**OBJECTIVE:**
Find each line holding "xlabel" and copy it out.

-- GIVEN ENTRIES start --

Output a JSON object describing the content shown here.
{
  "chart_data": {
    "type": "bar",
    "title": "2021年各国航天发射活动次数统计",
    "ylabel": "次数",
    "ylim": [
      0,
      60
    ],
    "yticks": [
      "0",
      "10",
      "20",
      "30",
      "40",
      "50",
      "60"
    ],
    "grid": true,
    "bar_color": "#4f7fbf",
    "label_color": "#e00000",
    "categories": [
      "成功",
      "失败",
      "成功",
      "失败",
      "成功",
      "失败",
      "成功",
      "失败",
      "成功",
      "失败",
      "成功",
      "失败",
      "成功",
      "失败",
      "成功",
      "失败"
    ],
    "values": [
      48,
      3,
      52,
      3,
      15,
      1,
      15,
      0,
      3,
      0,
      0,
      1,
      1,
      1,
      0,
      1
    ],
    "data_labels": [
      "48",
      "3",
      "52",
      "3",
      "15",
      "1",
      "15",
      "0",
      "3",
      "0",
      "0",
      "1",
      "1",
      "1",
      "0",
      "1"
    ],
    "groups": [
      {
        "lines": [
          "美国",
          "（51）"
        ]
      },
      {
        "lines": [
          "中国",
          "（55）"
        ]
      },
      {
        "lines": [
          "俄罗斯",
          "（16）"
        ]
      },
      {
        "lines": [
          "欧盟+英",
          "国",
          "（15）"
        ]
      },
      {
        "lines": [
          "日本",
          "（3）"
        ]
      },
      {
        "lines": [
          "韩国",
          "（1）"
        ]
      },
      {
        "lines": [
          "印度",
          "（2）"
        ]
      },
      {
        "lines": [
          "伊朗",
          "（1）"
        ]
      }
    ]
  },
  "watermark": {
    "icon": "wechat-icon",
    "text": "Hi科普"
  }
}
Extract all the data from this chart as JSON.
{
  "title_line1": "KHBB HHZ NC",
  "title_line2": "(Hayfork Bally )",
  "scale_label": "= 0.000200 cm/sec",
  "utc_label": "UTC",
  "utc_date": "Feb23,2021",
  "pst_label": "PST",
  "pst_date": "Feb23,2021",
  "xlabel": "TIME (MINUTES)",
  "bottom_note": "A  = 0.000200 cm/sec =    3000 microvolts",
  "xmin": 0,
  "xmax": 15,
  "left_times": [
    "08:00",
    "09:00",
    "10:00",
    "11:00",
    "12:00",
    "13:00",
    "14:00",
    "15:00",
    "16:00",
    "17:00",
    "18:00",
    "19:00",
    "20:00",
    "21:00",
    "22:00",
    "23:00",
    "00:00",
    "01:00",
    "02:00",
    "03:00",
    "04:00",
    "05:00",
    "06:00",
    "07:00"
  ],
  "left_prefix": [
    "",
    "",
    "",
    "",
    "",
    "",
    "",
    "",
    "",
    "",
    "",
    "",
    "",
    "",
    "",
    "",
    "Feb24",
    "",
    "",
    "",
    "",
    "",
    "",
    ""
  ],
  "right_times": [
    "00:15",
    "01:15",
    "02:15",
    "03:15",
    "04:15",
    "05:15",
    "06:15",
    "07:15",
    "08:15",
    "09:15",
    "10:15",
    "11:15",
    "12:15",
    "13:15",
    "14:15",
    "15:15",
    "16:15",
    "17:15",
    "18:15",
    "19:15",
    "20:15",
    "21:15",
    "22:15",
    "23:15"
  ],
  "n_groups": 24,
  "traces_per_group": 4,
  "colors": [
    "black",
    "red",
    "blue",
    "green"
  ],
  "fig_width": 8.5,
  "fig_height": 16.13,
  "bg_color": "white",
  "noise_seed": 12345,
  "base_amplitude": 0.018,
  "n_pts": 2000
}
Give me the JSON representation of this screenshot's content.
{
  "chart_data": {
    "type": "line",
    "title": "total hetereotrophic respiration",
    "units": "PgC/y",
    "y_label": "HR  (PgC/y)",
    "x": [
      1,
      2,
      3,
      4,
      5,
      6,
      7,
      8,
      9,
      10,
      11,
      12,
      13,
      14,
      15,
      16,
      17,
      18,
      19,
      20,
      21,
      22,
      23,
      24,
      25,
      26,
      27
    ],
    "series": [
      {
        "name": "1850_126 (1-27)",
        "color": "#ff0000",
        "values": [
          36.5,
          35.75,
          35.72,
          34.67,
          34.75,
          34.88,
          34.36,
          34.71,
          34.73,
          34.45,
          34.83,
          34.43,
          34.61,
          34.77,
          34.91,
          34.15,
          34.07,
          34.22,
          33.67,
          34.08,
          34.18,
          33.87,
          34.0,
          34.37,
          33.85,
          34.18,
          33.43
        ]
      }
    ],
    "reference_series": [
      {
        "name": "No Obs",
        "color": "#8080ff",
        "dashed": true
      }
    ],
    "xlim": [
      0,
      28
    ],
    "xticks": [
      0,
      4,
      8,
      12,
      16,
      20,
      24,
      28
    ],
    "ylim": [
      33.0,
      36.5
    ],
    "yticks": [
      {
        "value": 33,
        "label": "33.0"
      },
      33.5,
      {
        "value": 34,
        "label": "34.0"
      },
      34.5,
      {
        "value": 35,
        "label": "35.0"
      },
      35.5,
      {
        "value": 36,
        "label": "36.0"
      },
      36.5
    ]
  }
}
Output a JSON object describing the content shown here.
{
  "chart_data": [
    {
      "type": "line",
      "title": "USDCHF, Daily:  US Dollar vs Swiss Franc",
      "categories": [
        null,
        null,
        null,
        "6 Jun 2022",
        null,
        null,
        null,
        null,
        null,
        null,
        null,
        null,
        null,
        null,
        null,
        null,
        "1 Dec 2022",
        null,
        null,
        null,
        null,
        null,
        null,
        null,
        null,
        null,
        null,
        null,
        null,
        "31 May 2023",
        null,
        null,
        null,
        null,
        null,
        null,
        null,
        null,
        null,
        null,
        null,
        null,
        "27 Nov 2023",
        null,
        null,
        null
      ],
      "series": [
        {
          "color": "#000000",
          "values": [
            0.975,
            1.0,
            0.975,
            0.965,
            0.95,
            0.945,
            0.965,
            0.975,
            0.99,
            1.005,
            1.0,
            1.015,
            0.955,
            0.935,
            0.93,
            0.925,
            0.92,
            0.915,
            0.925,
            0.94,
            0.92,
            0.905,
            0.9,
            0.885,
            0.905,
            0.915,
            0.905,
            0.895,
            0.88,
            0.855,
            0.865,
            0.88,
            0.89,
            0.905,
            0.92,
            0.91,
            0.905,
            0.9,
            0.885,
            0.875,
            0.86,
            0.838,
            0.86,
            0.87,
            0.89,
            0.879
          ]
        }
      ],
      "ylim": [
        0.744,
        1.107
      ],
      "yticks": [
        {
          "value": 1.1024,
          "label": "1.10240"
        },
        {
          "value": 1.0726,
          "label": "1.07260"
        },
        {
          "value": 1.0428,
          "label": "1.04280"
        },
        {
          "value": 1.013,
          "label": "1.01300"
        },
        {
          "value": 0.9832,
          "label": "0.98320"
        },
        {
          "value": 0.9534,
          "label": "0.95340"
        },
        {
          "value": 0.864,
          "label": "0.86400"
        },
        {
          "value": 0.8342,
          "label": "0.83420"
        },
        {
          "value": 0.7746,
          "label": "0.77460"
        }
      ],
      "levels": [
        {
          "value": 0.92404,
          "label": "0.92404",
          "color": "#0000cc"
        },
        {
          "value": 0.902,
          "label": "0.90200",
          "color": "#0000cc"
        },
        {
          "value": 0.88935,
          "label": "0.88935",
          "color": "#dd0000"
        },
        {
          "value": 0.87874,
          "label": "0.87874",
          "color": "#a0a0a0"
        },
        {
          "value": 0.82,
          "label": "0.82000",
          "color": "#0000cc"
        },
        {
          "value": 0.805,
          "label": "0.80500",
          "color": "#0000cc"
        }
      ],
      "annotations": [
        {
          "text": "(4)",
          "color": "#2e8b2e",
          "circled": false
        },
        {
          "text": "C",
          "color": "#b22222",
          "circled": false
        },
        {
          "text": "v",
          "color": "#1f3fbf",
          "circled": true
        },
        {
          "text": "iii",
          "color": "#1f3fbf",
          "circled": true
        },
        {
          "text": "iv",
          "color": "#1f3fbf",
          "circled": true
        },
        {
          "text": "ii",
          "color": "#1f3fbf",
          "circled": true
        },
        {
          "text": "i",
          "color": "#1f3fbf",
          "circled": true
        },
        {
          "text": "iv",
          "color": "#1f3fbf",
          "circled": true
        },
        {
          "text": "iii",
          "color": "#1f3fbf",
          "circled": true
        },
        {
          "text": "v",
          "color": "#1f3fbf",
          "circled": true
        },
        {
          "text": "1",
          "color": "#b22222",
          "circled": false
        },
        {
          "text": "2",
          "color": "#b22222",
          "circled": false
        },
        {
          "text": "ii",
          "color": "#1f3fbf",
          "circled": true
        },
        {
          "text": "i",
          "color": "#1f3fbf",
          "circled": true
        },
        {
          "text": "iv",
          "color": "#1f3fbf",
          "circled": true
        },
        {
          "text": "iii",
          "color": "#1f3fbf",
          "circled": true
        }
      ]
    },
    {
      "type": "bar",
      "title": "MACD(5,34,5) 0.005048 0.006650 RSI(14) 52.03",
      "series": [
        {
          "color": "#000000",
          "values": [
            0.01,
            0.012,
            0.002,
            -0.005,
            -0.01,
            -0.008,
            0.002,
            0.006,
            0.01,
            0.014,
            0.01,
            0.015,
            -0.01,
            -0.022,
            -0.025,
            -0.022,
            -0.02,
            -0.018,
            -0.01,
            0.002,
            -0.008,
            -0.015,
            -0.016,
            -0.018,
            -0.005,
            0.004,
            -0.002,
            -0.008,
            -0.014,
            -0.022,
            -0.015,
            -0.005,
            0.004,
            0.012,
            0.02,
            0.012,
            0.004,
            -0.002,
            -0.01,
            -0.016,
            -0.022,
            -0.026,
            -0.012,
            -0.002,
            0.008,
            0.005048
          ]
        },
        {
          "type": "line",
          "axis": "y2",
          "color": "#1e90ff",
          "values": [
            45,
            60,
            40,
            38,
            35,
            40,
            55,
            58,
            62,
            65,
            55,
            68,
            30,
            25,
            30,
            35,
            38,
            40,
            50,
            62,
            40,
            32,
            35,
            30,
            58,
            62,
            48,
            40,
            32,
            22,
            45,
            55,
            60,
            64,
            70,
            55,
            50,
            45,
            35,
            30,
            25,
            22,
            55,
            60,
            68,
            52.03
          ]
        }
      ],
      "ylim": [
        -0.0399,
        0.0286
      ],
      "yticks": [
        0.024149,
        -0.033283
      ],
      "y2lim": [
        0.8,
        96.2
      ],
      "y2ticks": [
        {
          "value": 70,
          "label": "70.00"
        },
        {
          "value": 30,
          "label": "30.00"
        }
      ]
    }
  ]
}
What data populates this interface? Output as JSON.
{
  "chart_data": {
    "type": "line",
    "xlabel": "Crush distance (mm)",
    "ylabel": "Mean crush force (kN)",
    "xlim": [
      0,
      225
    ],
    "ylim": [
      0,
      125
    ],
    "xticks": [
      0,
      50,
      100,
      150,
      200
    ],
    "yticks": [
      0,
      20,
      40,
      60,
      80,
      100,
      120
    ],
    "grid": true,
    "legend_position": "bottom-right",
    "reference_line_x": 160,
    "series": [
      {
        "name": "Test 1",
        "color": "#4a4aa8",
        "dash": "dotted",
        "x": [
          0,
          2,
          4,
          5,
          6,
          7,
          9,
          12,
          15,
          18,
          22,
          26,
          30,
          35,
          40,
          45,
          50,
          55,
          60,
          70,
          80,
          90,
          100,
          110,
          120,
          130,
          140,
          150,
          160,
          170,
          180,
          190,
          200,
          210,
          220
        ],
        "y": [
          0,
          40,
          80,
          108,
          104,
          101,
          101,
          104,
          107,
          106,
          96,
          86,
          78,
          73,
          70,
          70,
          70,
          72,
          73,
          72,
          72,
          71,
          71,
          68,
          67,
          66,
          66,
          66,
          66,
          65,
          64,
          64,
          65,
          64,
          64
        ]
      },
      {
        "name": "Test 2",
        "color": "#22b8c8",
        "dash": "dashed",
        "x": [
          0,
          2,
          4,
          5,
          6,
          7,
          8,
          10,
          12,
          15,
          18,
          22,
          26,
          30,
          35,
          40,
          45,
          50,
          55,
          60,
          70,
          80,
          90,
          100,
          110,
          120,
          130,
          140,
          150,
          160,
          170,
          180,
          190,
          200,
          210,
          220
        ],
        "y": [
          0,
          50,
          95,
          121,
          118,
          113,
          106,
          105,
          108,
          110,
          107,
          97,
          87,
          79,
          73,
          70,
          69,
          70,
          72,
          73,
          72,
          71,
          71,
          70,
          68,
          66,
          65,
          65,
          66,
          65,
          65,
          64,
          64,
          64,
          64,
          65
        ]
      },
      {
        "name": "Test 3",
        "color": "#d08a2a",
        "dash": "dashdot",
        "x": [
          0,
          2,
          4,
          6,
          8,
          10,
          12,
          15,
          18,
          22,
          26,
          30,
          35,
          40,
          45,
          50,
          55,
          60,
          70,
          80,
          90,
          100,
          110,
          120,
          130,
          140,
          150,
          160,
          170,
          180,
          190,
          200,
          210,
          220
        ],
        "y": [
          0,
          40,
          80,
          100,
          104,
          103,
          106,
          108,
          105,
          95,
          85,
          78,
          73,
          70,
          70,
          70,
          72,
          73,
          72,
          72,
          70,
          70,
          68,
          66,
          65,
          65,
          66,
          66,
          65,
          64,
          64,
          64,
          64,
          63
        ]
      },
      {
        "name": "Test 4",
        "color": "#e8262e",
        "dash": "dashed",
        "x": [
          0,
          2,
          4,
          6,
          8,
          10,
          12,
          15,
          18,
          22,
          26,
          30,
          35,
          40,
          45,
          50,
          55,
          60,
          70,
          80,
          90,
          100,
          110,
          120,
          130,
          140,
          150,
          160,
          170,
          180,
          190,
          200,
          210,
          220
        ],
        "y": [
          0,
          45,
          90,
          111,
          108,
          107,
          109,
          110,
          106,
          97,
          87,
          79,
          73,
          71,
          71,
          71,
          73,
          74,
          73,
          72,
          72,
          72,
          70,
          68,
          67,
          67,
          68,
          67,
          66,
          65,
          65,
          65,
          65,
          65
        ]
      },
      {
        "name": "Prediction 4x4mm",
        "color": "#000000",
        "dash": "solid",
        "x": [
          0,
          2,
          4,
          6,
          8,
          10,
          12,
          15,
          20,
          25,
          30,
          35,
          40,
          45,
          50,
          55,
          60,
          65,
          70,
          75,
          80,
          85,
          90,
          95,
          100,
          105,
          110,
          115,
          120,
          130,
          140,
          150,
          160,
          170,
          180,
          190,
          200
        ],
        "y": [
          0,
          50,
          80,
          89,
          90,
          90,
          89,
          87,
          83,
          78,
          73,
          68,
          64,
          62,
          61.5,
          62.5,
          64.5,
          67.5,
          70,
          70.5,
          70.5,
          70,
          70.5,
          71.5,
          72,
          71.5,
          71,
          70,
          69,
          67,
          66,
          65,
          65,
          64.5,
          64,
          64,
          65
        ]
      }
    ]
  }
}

-- GIVEN ENTRIES end --

**SOLUTION TO THE EXERCISE:**
  "xlabel": "TIME (MINUTES)",
    "xlabel": "Crush distance (mm)",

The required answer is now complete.